Start Information shown
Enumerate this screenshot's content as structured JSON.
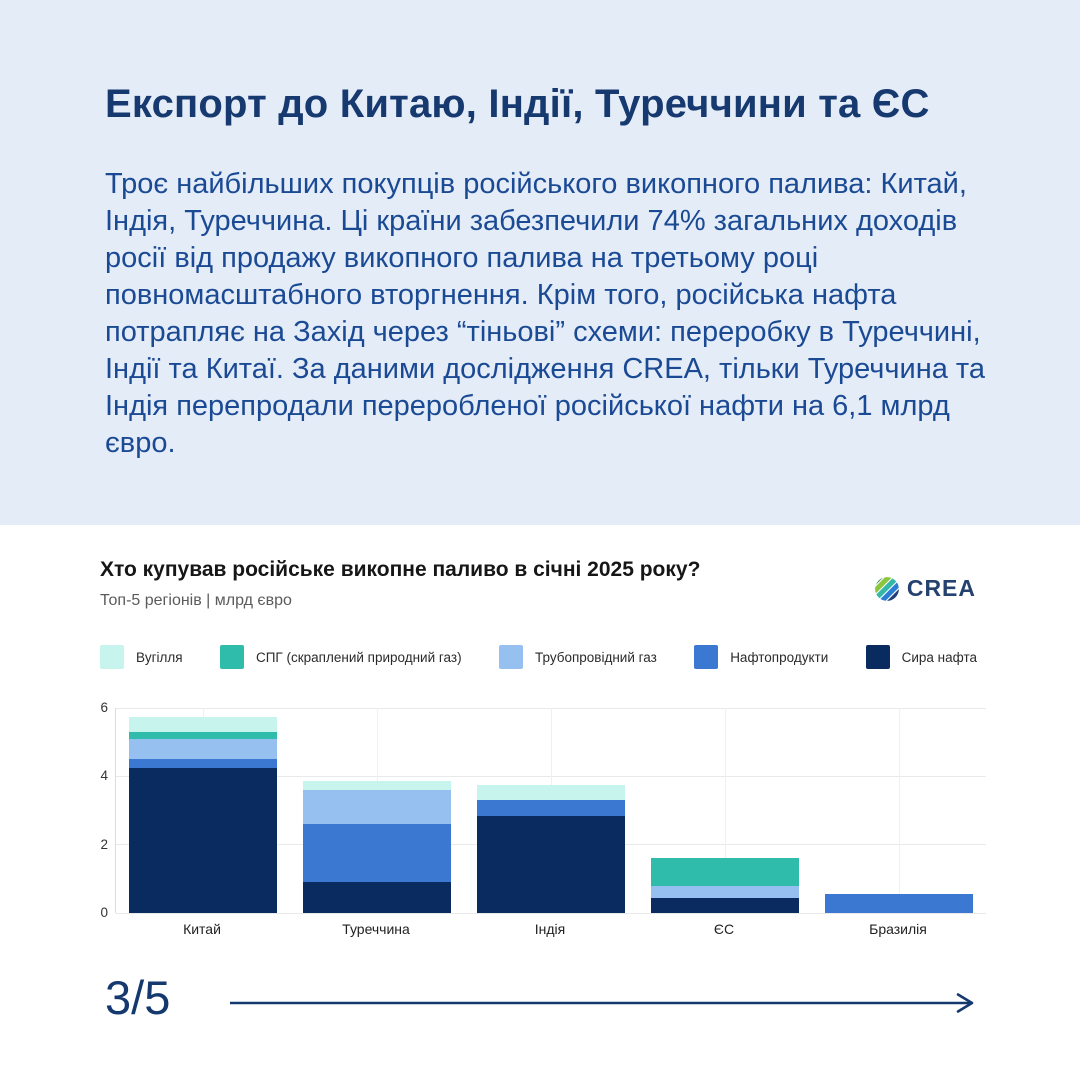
{
  "palette": {
    "hero_background": "#e4ecf8",
    "heading_color": "#16396f",
    "body_text_color": "#1b4a94",
    "accent_navy": "#15396e",
    "card_background": "#ffffff"
  },
  "header": {
    "title": "Експорт до Китаю, Індії, Туреччини та ЄС",
    "body": "Троє найбільших покупців російського викопного палива: Китай, Індія, Туреччина. Ці країни забезпечили 74% загальних доходів росії від продажу викопного палива на третьому році повномасштабного вторгнення. Крім того, російська нафта потрапляє на Захід через “тіньові” схеми: переробку в Туреччині, Індії та Китаї. За даними дослідження CREA, тільки Туреччина та Індія перепродали переробленої російської нафти на 6,1 млрд євро.",
    "stat_share": "74%",
    "stat_resold": "6,1 млрд євро"
  },
  "chart": {
    "title": "Хто купував російське викопне паливо в січні 2025 року?",
    "subtitle": "Топ-5 регіонів | млрд євро",
    "brand": "CREA",
    "icons": {
      "brand_icon": "crea-striped-globe-icon",
      "footer_arrow": "arrow-right-icon"
    }
  },
  "chart_data": {
    "type": "bar",
    "stacked": true,
    "title": "Хто купував російське викопне паливо в січні 2025 року?",
    "subtitle": "Топ-5 регіонів | млрд євро",
    "unit": "млрд євро",
    "categories": [
      "Китай",
      "Туреччина",
      "Індія",
      "ЄС",
      "Бразилія"
    ],
    "series": [
      {
        "name": "Сира нафта",
        "color": "#0a2b5f",
        "values": [
          4.25,
          0.9,
          2.85,
          0.45,
          0
        ]
      },
      {
        "name": "Нафтопродукти",
        "color": "#3a78d2",
        "values": [
          0.25,
          1.7,
          0.45,
          0,
          0.55
        ]
      },
      {
        "name": "Трубопровідний газ",
        "color": "#96c0f0",
        "values": [
          0.6,
          1.0,
          0,
          0.35,
          0
        ]
      },
      {
        "name": "СПГ (скраплений природний газ)",
        "color": "#2fbcab",
        "values": [
          0.2,
          0,
          0,
          0.8,
          0
        ]
      },
      {
        "name": "Вугілля",
        "color": "#c7f4ed",
        "values": [
          0.45,
          0.25,
          0.45,
          0,
          0
        ]
      }
    ],
    "totals": [
      5.75,
      3.85,
      3.75,
      1.6,
      0.55
    ],
    "ylim": [
      0,
      6
    ],
    "yticks": [
      0,
      2,
      4,
      6
    ],
    "grid": true,
    "legend_position": "top",
    "legend_order": [
      "Вугілля",
      "СПГ (скраплений природний газ)",
      "Трубопровідний газ",
      "Нафтопродукти",
      "Сира нафта"
    ]
  },
  "footer": {
    "page_indicator": "3/5"
  }
}
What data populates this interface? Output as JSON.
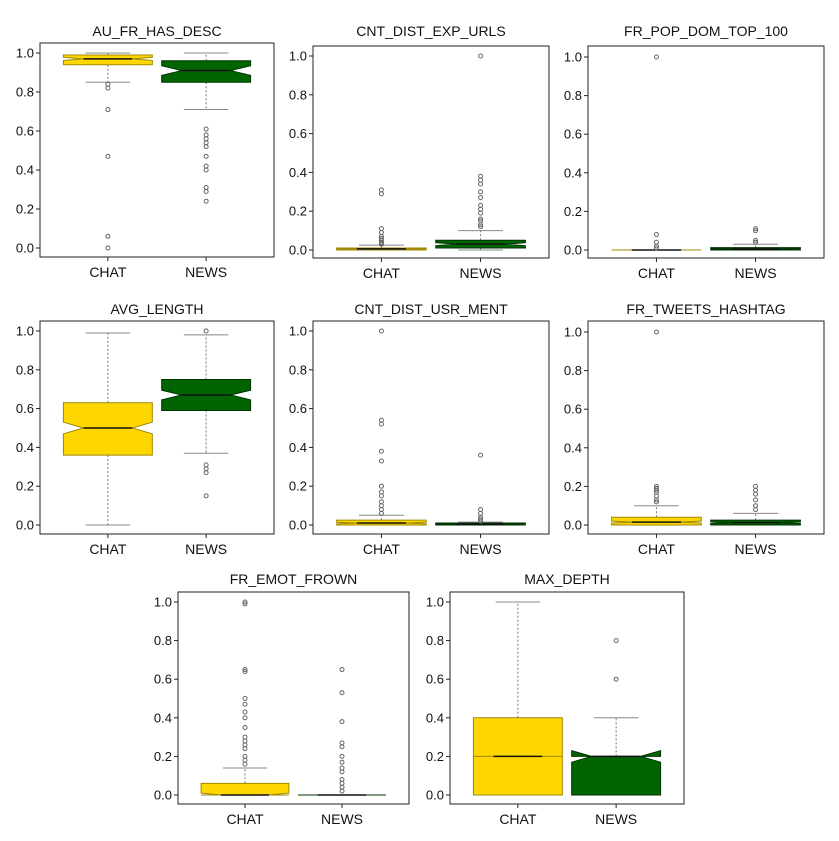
{
  "colors": {
    "chat": "#FFD700",
    "news": "#006400",
    "chat_edge": "#A08800",
    "news_edge": "#003300",
    "outlier": "#666666"
  },
  "chart_data": [
    {
      "type": "box",
      "title": "AU_FR_HAS_DESC",
      "categories": [
        "CHAT",
        "NEWS"
      ],
      "ylim": [
        0,
        1
      ],
      "yticks": [
        "0.0",
        "0.2",
        "0.4",
        "0.6",
        "0.8",
        "1.0"
      ],
      "series": [
        {
          "whisker_low": 0.85,
          "q1": 0.94,
          "notch_low": 0.962,
          "median": 0.97,
          "notch_high": 0.978,
          "q3": 0.99,
          "whisker_high": 1.0,
          "outliers": [
            0.84,
            0.82,
            0.71,
            0.47,
            0.06,
            0.0
          ]
        },
        {
          "whisker_low": 0.71,
          "q1": 0.85,
          "notch_low": 0.885,
          "median": 0.91,
          "notch_high": 0.935,
          "q3": 0.96,
          "whisker_high": 1.0,
          "outliers": [
            0.61,
            0.58,
            0.56,
            0.54,
            0.52,
            0.47,
            0.42,
            0.4,
            0.31,
            0.29,
            0.24
          ]
        }
      ]
    },
    {
      "type": "box",
      "title": "CNT_DIST_EXP_URLS",
      "categories": [
        "CHAT",
        "NEWS"
      ],
      "ylim": [
        0,
        1
      ],
      "yticks": [
        "0.0",
        "0.2",
        "0.4",
        "0.6",
        "0.8",
        "1.0"
      ],
      "series": [
        {
          "whisker_low": 0.0,
          "q1": 0.0,
          "notch_low": 0.004,
          "median": 0.006,
          "notch_high": 0.008,
          "q3": 0.01,
          "whisker_high": 0.025,
          "outliers": [
            0.31,
            0.29,
            0.11,
            0.09,
            0.07,
            0.06,
            0.05,
            0.04,
            0.035,
            0.03
          ]
        },
        {
          "whisker_low": 0.0,
          "q1": 0.01,
          "notch_low": 0.022,
          "median": 0.03,
          "notch_high": 0.038,
          "q3": 0.05,
          "whisker_high": 0.1,
          "outliers": [
            1.0,
            0.38,
            0.36,
            0.34,
            0.3,
            0.27,
            0.23,
            0.21,
            0.19,
            0.16,
            0.15,
            0.13,
            0.12
          ]
        }
      ]
    },
    {
      "type": "box",
      "title": "FR_POP_DOM_TOP_100",
      "categories": [
        "CHAT",
        "NEWS"
      ],
      "ylim": [
        0,
        1
      ],
      "yticks": [
        "0.0",
        "0.2",
        "0.4",
        "0.6",
        "0.8",
        "1.0"
      ],
      "series": [
        {
          "whisker_low": 0.0,
          "q1": 0.0,
          "notch_low": 0.0,
          "median": 0.0,
          "notch_high": 0.0,
          "q3": 0.0,
          "whisker_high": 0.0,
          "outliers": [
            1.0,
            0.08,
            0.04,
            0.02,
            0.01
          ]
        },
        {
          "whisker_low": 0.0,
          "q1": 0.0,
          "notch_low": 0.004,
          "median": 0.006,
          "notch_high": 0.008,
          "q3": 0.012,
          "whisker_high": 0.03,
          "outliers": [
            0.11,
            0.1,
            0.05,
            0.04
          ]
        }
      ]
    },
    {
      "type": "box",
      "title": "AVG_LENGTH",
      "categories": [
        "CHAT",
        "NEWS"
      ],
      "ylim": [
        0,
        1
      ],
      "yticks": [
        "0.0",
        "0.2",
        "0.4",
        "0.6",
        "0.8",
        "1.0"
      ],
      "series": [
        {
          "whisker_low": 0.0,
          "q1": 0.36,
          "notch_low": 0.47,
          "median": 0.5,
          "notch_high": 0.53,
          "q3": 0.63,
          "whisker_high": 0.99,
          "outliers": []
        },
        {
          "whisker_low": 0.37,
          "q1": 0.59,
          "notch_low": 0.645,
          "median": 0.67,
          "notch_high": 0.695,
          "q3": 0.75,
          "whisker_high": 0.98,
          "outliers": [
            1.0,
            0.31,
            0.29,
            0.27,
            0.15
          ]
        }
      ]
    },
    {
      "type": "box",
      "title": "CNT_DIST_USR_MENT",
      "categories": [
        "CHAT",
        "NEWS"
      ],
      "ylim": [
        0,
        1
      ],
      "yticks": [
        "0.0",
        "0.2",
        "0.4",
        "0.6",
        "0.8",
        "1.0"
      ],
      "series": [
        {
          "whisker_low": 0.0,
          "q1": 0.0,
          "notch_low": 0.006,
          "median": 0.01,
          "notch_high": 0.014,
          "q3": 0.025,
          "whisker_high": 0.05,
          "outliers": [
            1.0,
            0.54,
            0.52,
            0.38,
            0.33,
            0.2,
            0.17,
            0.15,
            0.12,
            0.1,
            0.08,
            0.06
          ]
        },
        {
          "whisker_low": 0.0,
          "q1": 0.0,
          "notch_low": 0.002,
          "median": 0.004,
          "notch_high": 0.006,
          "q3": 0.01,
          "whisker_high": 0.015,
          "outliers": [
            0.36,
            0.08,
            0.06,
            0.04,
            0.03,
            0.02
          ]
        }
      ]
    },
    {
      "type": "box",
      "title": "FR_TWEETS_HASHTAG",
      "categories": [
        "CHAT",
        "NEWS"
      ],
      "ylim": [
        0,
        1
      ],
      "yticks": [
        "0.0",
        "0.2",
        "0.4",
        "0.6",
        "0.8",
        "1.0"
      ],
      "series": [
        {
          "whisker_low": 0.0,
          "q1": 0.0,
          "notch_low": 0.01,
          "median": 0.015,
          "notch_high": 0.02,
          "q3": 0.04,
          "whisker_high": 0.1,
          "outliers": [
            1.0,
            0.2,
            0.19,
            0.18,
            0.17,
            0.15,
            0.13,
            0.12
          ]
        },
        {
          "whisker_low": 0.0,
          "q1": 0.0,
          "notch_low": 0.008,
          "median": 0.012,
          "notch_high": 0.016,
          "q3": 0.025,
          "whisker_high": 0.06,
          "outliers": [
            0.2,
            0.18,
            0.16,
            0.13,
            0.1,
            0.08
          ]
        }
      ]
    },
    {
      "type": "box",
      "title": "FR_EMOT_FROWN",
      "categories": [
        "CHAT",
        "NEWS"
      ],
      "ylim": [
        0,
        1
      ],
      "yticks": [
        "0.0",
        "0.2",
        "0.4",
        "0.6",
        "0.8",
        "1.0"
      ],
      "series": [
        {
          "whisker_low": 0.0,
          "q1": 0.0,
          "notch_low": 0.0,
          "median": 0.0,
          "notch_high": 0.01,
          "q3": 0.06,
          "whisker_high": 0.14,
          "outliers": [
            1.0,
            0.99,
            0.65,
            0.64,
            0.5,
            0.47,
            0.43,
            0.4,
            0.35,
            0.3,
            0.28,
            0.26,
            0.24,
            0.2,
            0.18,
            0.16
          ]
        },
        {
          "whisker_low": 0.0,
          "q1": 0.0,
          "notch_low": 0.0,
          "median": 0.0,
          "notch_high": 0.0,
          "q3": 0.0,
          "whisker_high": 0.0,
          "outliers": [
            0.65,
            0.53,
            0.38,
            0.27,
            0.25,
            0.2,
            0.17,
            0.14,
            0.12,
            0.08,
            0.06,
            0.04,
            0.02
          ]
        }
      ]
    },
    {
      "type": "box",
      "title": "MAX_DEPTH",
      "categories": [
        "CHAT",
        "NEWS"
      ],
      "ylim": [
        0,
        1
      ],
      "yticks": [
        "0.0",
        "0.2",
        "0.4",
        "0.6",
        "0.8",
        "1.0"
      ],
      "series": [
        {
          "whisker_low": 0.0,
          "q1": 0.0,
          "notch_low": 0.2,
          "median": 0.2,
          "notch_high": 0.2,
          "q3": 0.4,
          "whisker_high": 1.0,
          "outliers": []
        },
        {
          "whisker_low": 0.0,
          "q1": 0.0,
          "notch_low": 0.17,
          "median": 0.2,
          "notch_high": 0.23,
          "q3": 0.2,
          "whisker_high": 0.4,
          "outliers": [
            0.8,
            0.6
          ]
        }
      ]
    }
  ]
}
End Information shown
▶ **Problem description**
Report how many lines in the data contain the word "Нафтопродукти", with no words besides the number.

▶ **The solution**
2